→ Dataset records
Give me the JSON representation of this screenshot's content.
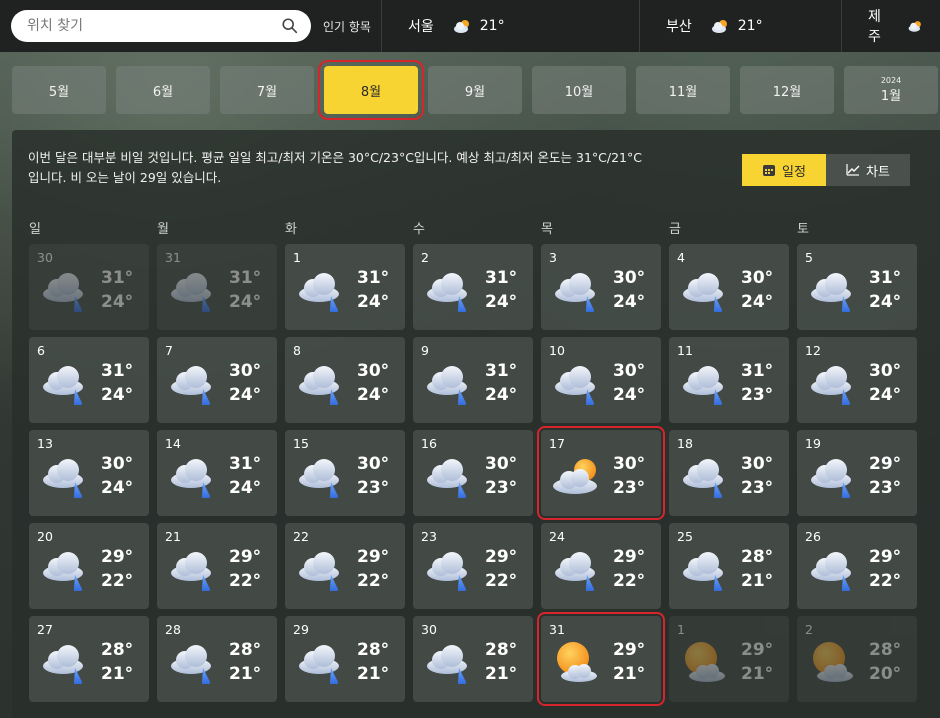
{
  "search": {
    "placeholder": "위치 찾기"
  },
  "topbar": {
    "popular_label": "인기 항목",
    "cities": [
      {
        "name": "서울",
        "temp": "21°",
        "icon": "cloudy-sun-icon"
      },
      {
        "name": "부산",
        "temp": "21°",
        "icon": "cloudy-sun-icon"
      },
      {
        "name": "제주",
        "temp": "",
        "icon": "cloudy-sun-icon"
      }
    ]
  },
  "months": [
    {
      "label": "5월",
      "year": ""
    },
    {
      "label": "6월",
      "year": ""
    },
    {
      "label": "7월",
      "year": ""
    },
    {
      "label": "8월",
      "year": "",
      "active": true
    },
    {
      "label": "9월",
      "year": ""
    },
    {
      "label": "10월",
      "year": ""
    },
    {
      "label": "11월",
      "year": ""
    },
    {
      "label": "12월",
      "year": ""
    },
    {
      "label": "1월",
      "year": "2024"
    }
  ],
  "summary": "이번 달은 대부분 비일 것입니다. 평균 일일 최고/최저 기온은 30°C/23°C입니다. 예상 최고/최저 온도는 31°C/21°C입니다. 비 오는 날이 29일 있습니다.",
  "view_toggle": {
    "calendar": "일정",
    "chart": "차트"
  },
  "weekdays": [
    "일",
    "월",
    "화",
    "수",
    "목",
    "금",
    "토"
  ],
  "days": [
    {
      "day": "30",
      "hi": "31°",
      "lo": "24°",
      "icon": "rain",
      "dim": true
    },
    {
      "day": "31",
      "hi": "31°",
      "lo": "24°",
      "icon": "rain",
      "dim": true
    },
    {
      "day": "1",
      "hi": "31°",
      "lo": "24°",
      "icon": "rain"
    },
    {
      "day": "2",
      "hi": "31°",
      "lo": "24°",
      "icon": "rain"
    },
    {
      "day": "3",
      "hi": "30°",
      "lo": "24°",
      "icon": "rain"
    },
    {
      "day": "4",
      "hi": "30°",
      "lo": "24°",
      "icon": "rain"
    },
    {
      "day": "5",
      "hi": "31°",
      "lo": "24°",
      "icon": "rain"
    },
    {
      "day": "6",
      "hi": "31°",
      "lo": "24°",
      "icon": "rain"
    },
    {
      "day": "7",
      "hi": "30°",
      "lo": "24°",
      "icon": "rain"
    },
    {
      "day": "8",
      "hi": "30°",
      "lo": "24°",
      "icon": "rain"
    },
    {
      "day": "9",
      "hi": "31°",
      "lo": "24°",
      "icon": "rain"
    },
    {
      "day": "10",
      "hi": "30°",
      "lo": "24°",
      "icon": "rain"
    },
    {
      "day": "11",
      "hi": "31°",
      "lo": "23°",
      "icon": "rain"
    },
    {
      "day": "12",
      "hi": "30°",
      "lo": "24°",
      "icon": "rain"
    },
    {
      "day": "13",
      "hi": "30°",
      "lo": "24°",
      "icon": "rain"
    },
    {
      "day": "14",
      "hi": "31°",
      "lo": "24°",
      "icon": "rain"
    },
    {
      "day": "15",
      "hi": "30°",
      "lo": "23°",
      "icon": "rain"
    },
    {
      "day": "16",
      "hi": "30°",
      "lo": "23°",
      "icon": "rain"
    },
    {
      "day": "17",
      "hi": "30°",
      "lo": "23°",
      "icon": "partly-cloudy",
      "framed": true
    },
    {
      "day": "18",
      "hi": "30°",
      "lo": "23°",
      "icon": "rain"
    },
    {
      "day": "19",
      "hi": "29°",
      "lo": "23°",
      "icon": "rain"
    },
    {
      "day": "20",
      "hi": "29°",
      "lo": "22°",
      "icon": "rain"
    },
    {
      "day": "21",
      "hi": "29°",
      "lo": "22°",
      "icon": "rain"
    },
    {
      "day": "22",
      "hi": "29°",
      "lo": "22°",
      "icon": "rain"
    },
    {
      "day": "23",
      "hi": "29°",
      "lo": "22°",
      "icon": "rain"
    },
    {
      "day": "24",
      "hi": "29°",
      "lo": "22°",
      "icon": "rain"
    },
    {
      "day": "25",
      "hi": "28°",
      "lo": "21°",
      "icon": "rain"
    },
    {
      "day": "26",
      "hi": "29°",
      "lo": "22°",
      "icon": "rain"
    },
    {
      "day": "27",
      "hi": "28°",
      "lo": "21°",
      "icon": "rain"
    },
    {
      "day": "28",
      "hi": "28°",
      "lo": "21°",
      "icon": "rain"
    },
    {
      "day": "29",
      "hi": "28°",
      "lo": "21°",
      "icon": "rain"
    },
    {
      "day": "30",
      "hi": "28°",
      "lo": "21°",
      "icon": "rain"
    },
    {
      "day": "31",
      "hi": "29°",
      "lo": "21°",
      "icon": "sun-cloud",
      "framed": true
    },
    {
      "day": "1",
      "hi": "29°",
      "lo": "21°",
      "icon": "sun-cloud",
      "dim": true
    },
    {
      "day": "2",
      "hi": "28°",
      "lo": "20°",
      "icon": "sun-cloud",
      "dim": true
    }
  ]
}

→ GIVEN PROBLEM
Print the complete listing exactly, apart from any pictures.

→ FULL OUTPUT
Give me the JSON representation of this screenshot's content.
{
  "search": {
    "placeholder": "위치 찾기"
  },
  "topbar": {
    "popular_label": "인기 항목",
    "cities": [
      {
        "name": "서울",
        "temp": "21°",
        "icon": "cloudy-sun-icon"
      },
      {
        "name": "부산",
        "temp": "21°",
        "icon": "cloudy-sun-icon"
      },
      {
        "name": "제주",
        "temp": "",
        "icon": "cloudy-sun-icon"
      }
    ]
  },
  "months": [
    {
      "label": "5월",
      "year": ""
    },
    {
      "label": "6월",
      "year": ""
    },
    {
      "label": "7월",
      "year": ""
    },
    {
      "label": "8월",
      "year": "",
      "active": true
    },
    {
      "label": "9월",
      "year": ""
    },
    {
      "label": "10월",
      "year": ""
    },
    {
      "label": "11월",
      "year": ""
    },
    {
      "label": "12월",
      "year": ""
    },
    {
      "label": "1월",
      "year": "2024"
    }
  ],
  "summary": "이번 달은 대부분 비일 것입니다. 평균 일일 최고/최저 기온은 30°C/23°C입니다. 예상 최고/최저 온도는 31°C/21°C입니다. 비 오는 날이 29일 있습니다.",
  "view_toggle": {
    "calendar": "일정",
    "chart": "차트"
  },
  "weekdays": [
    "일",
    "월",
    "화",
    "수",
    "목",
    "금",
    "토"
  ],
  "days": [
    {
      "day": "30",
      "hi": "31°",
      "lo": "24°",
      "icon": "rain",
      "dim": true
    },
    {
      "day": "31",
      "hi": "31°",
      "lo": "24°",
      "icon": "rain",
      "dim": true
    },
    {
      "day": "1",
      "hi": "31°",
      "lo": "24°",
      "icon": "rain"
    },
    {
      "day": "2",
      "hi": "31°",
      "lo": "24°",
      "icon": "rain"
    },
    {
      "day": "3",
      "hi": "30°",
      "lo": "24°",
      "icon": "rain"
    },
    {
      "day": "4",
      "hi": "30°",
      "lo": "24°",
      "icon": "rain"
    },
    {
      "day": "5",
      "hi": "31°",
      "lo": "24°",
      "icon": "rain"
    },
    {
      "day": "6",
      "hi": "31°",
      "lo": "24°",
      "icon": "rain"
    },
    {
      "day": "7",
      "hi": "30°",
      "lo": "24°",
      "icon": "rain"
    },
    {
      "day": "8",
      "hi": "30°",
      "lo": "24°",
      "icon": "rain"
    },
    {
      "day": "9",
      "hi": "31°",
      "lo": "24°",
      "icon": "rain"
    },
    {
      "day": "10",
      "hi": "30°",
      "lo": "24°",
      "icon": "rain"
    },
    {
      "day": "11",
      "hi": "31°",
      "lo": "23°",
      "icon": "rain"
    },
    {
      "day": "12",
      "hi": "30°",
      "lo": "24°",
      "icon": "rain"
    },
    {
      "day": "13",
      "hi": "30°",
      "lo": "24°",
      "icon": "rain"
    },
    {
      "day": "14",
      "hi": "31°",
      "lo": "24°",
      "icon": "rain"
    },
    {
      "day": "15",
      "hi": "30°",
      "lo": "23°",
      "icon": "rain"
    },
    {
      "day": "16",
      "hi": "30°",
      "lo": "23°",
      "icon": "rain"
    },
    {
      "day": "17",
      "hi": "30°",
      "lo": "23°",
      "icon": "partly-cloudy",
      "framed": true
    },
    {
      "day": "18",
      "hi": "30°",
      "lo": "23°",
      "icon": "rain"
    },
    {
      "day": "19",
      "hi": "29°",
      "lo": "23°",
      "icon": "rain"
    },
    {
      "day": "20",
      "hi": "29°",
      "lo": "22°",
      "icon": "rain"
    },
    {
      "day": "21",
      "hi": "29°",
      "lo": "22°",
      "icon": "rain"
    },
    {
      "day": "22",
      "hi": "29°",
      "lo": "22°",
      "icon": "rain"
    },
    {
      "day": "23",
      "hi": "29°",
      "lo": "22°",
      "icon": "rain"
    },
    {
      "day": "24",
      "hi": "29°",
      "lo": "22°",
      "icon": "rain"
    },
    {
      "day": "25",
      "hi": "28°",
      "lo": "21°",
      "icon": "rain"
    },
    {
      "day": "26",
      "hi": "29°",
      "lo": "22°",
      "icon": "rain"
    },
    {
      "day": "27",
      "hi": "28°",
      "lo": "21°",
      "icon": "rain"
    },
    {
      "day": "28",
      "hi": "28°",
      "lo": "21°",
      "icon": "rain"
    },
    {
      "day": "29",
      "hi": "28°",
      "lo": "21°",
      "icon": "rain"
    },
    {
      "day": "30",
      "hi": "28°",
      "lo": "21°",
      "icon": "rain"
    },
    {
      "day": "31",
      "hi": "29°",
      "lo": "21°",
      "icon": "sun-cloud",
      "framed": true
    },
    {
      "day": "1",
      "hi": "29°",
      "lo": "21°",
      "icon": "sun-cloud",
      "dim": true
    },
    {
      "day": "2",
      "hi": "28°",
      "lo": "20°",
      "icon": "sun-cloud",
      "dim": true
    }
  ]
}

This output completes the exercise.